Sociedad

El paro en Tucumán

Una jornada con movimiento, pero poco productiva. Así podría resumirse este martes de paro nacional en Tucumán. Muchos tucumanos se sorprendieron por la actividad que exhibió, hasta el mediodía, el centro de la ciudad.

Algunos comercios optaron por abrir sus puertas teniendo en cuenta que el último día laborar había sido el sábado, pero se dieron con que los tucumanos que recorrían las calles no lo hacían en “plan de compras”. “Fue al vicio, los pocos que entraron al local fue más que nada para mirar”, admitió Gastón, empleado de una blanquería céntrica.

Cerca de este negocio, Cristina revisaba mensajes en su teléfono celular a la espera de que algún cliente la sorprendiera. “Abrimos más que nada por la necesidad de trabajar y de dar un mensaje, una señal, pero estuvo mucho más tranquilo que en cualquier otro día normal”, rezongó. Ante el paro del transporte público, sus patrones le costearon la movilidad para que pudiera abrir el drugstore, ubicado en el corazón de la city bancaria.

*Tarea a realizar*
¿Puedes reproducir, tal cual aparece en la nota sobre el paro en Tucumán, el pasaje que va desde "Algunos comercios optaron" hasta "una blanquería céntrica."? Las filas no hacen falta para resolver esto.

Filas extraídas
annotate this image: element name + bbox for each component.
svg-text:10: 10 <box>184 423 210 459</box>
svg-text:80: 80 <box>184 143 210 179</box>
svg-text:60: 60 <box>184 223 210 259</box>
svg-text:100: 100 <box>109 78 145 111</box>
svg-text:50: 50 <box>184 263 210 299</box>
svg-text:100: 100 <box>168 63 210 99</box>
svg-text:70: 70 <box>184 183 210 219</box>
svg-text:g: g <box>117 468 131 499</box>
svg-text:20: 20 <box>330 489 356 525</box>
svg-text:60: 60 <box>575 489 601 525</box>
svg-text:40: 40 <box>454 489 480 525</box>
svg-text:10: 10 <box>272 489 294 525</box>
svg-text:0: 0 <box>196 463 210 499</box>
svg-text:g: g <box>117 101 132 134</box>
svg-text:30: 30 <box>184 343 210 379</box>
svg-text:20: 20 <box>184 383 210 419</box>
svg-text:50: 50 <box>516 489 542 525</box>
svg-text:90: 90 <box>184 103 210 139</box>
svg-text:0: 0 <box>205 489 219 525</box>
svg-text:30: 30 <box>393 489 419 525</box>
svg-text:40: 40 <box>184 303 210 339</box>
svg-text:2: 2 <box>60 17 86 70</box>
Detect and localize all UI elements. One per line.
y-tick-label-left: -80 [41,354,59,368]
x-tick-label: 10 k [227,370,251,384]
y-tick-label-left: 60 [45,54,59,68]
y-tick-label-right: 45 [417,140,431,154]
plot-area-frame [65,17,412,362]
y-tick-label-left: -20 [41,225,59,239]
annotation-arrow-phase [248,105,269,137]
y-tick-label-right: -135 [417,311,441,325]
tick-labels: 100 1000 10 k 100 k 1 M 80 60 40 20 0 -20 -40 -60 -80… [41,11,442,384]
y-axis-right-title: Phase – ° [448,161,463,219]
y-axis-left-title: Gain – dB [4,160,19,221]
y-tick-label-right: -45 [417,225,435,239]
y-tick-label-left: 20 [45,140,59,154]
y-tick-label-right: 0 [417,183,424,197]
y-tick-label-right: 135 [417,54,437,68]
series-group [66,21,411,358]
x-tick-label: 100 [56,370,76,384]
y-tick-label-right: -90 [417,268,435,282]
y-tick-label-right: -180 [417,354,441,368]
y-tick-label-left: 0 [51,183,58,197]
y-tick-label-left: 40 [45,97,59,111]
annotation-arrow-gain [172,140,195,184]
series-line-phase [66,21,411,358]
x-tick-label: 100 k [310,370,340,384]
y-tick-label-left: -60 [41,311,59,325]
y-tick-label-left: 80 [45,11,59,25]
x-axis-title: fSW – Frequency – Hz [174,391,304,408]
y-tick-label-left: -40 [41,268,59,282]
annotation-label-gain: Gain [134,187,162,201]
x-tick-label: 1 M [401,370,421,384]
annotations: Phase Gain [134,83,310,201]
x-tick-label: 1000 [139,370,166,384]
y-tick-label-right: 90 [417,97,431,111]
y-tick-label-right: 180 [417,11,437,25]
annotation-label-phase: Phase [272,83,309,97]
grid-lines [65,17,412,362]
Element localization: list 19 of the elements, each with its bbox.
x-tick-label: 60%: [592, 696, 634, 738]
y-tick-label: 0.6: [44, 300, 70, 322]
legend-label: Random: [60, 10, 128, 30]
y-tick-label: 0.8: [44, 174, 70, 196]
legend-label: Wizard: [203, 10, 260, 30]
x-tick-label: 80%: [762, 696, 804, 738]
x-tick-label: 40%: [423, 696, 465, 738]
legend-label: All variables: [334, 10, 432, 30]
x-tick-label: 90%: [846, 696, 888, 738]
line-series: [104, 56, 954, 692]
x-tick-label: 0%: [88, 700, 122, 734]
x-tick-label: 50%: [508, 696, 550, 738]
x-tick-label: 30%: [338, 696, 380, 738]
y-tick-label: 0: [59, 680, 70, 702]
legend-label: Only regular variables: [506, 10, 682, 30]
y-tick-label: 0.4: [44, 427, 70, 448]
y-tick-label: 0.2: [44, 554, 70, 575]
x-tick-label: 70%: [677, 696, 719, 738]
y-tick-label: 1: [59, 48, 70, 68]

*Ejercicio resuelto*
Algunos comercios optaron por abrir sus puertas teniendo en cuenta que el último día laborar había sido el sábado, pero se dieron con que los tucumanos que recorrían las calles no lo hacían en “plan de compras”. “Fue al vicio, los pocos que entraron al local fue más que nada para mirar”, admitió Gastón, empleado de una blanquería céntrica.